What is required: Nothing in the records may be left out or altered; reproduce them all exactly.

━━━━━━━━━━

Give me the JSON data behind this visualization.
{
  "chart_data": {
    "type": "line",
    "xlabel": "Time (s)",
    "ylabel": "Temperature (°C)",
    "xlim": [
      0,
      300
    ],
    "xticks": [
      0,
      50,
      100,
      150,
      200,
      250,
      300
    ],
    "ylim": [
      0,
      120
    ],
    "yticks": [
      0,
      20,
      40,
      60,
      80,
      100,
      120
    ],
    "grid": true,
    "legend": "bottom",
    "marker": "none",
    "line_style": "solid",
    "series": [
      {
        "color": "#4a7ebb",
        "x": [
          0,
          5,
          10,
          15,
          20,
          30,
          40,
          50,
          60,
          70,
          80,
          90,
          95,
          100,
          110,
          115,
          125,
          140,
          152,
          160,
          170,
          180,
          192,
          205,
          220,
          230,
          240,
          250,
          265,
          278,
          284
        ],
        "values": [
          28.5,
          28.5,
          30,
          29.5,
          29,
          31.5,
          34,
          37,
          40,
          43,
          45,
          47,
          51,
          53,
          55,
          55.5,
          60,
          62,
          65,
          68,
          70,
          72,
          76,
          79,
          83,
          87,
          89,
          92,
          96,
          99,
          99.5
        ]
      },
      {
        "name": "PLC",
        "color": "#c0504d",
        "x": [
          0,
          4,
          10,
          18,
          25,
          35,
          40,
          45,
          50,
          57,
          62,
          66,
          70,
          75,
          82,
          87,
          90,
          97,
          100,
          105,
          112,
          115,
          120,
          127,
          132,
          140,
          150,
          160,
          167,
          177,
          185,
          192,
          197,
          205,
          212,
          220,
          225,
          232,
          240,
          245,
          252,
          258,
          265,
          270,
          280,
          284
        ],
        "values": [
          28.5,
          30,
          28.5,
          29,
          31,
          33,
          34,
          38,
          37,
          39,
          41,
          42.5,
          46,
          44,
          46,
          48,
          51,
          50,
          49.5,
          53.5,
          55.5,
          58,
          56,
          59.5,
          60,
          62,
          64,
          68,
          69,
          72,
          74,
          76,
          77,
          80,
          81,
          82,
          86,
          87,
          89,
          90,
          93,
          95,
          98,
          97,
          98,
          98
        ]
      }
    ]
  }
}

━━━━━━━━━━

Task result:
Give me the JSON data behind this visualization.
{
  "chart_data": {
    "type": "line",
    "xlabel": "Time (s)",
    "ylabel": "Temperature (°C)",
    "xlim": [
      0,
      300
    ],
    "xticks": [
      0,
      50,
      100,
      150,
      200,
      250,
      300
    ],
    "ylim": [
      0,
      120
    ],
    "yticks": [
      0,
      20,
      40,
      60,
      80,
      100,
      120
    ],
    "grid": true,
    "legend": "bottom",
    "marker": "none",
    "line_style": "solid",
    "series": [
      {
        "color": "#4a7ebb",
        "x": [
          0,
          5,
          10,
          15,
          20,
          30,
          40,
          50,
          60,
          70,
          80,
          90,
          95,
          100,
          110,
          115,
          125,
          140,
          152,
          160,
          170,
          180,
          192,
          205,
          220,
          230,
          240,
          250,
          265,
          278,
          284
        ],
        "values": [
          28.5,
          28.5,
          30,
          29.5,
          29,
          31.5,
          34,
          37,
          40,
          43,
          45,
          47,
          51,
          53,
          55,
          55.5,
          60,
          62,
          65,
          68,
          70,
          72,
          76,
          79,
          83,
          87,
          89,
          92,
          96,
          99,
          99.5
        ]
      },
      {
        "name": "PLC",
        "color": "#c0504d",
        "x": [
          0,
          4,
          10,
          18,
          25,
          35,
          40,
          45,
          50,
          57,
          62,
          66,
          70,
          75,
          82,
          87,
          90,
          97,
          100,
          105,
          112,
          115,
          120,
          127,
          132,
          140,
          150,
          160,
          167,
          177,
          185,
          192,
          197,
          205,
          212,
          220,
          225,
          232,
          240,
          245,
          252,
          258,
          265,
          270,
          280,
          284
        ],
        "values": [
          28.5,
          30,
          28.5,
          29,
          31,
          33,
          34,
          38,
          37,
          39,
          41,
          42.5,
          46,
          44,
          46,
          48,
          51,
          50,
          49.5,
          53.5,
          55.5,
          58,
          56,
          59.5,
          60,
          62,
          64,
          68,
          69,
          72,
          74,
          76,
          77,
          80,
          81,
          82,
          86,
          87,
          89,
          90,
          93,
          95,
          98,
          97,
          98,
          98
        ]
      }
    ]
  }
}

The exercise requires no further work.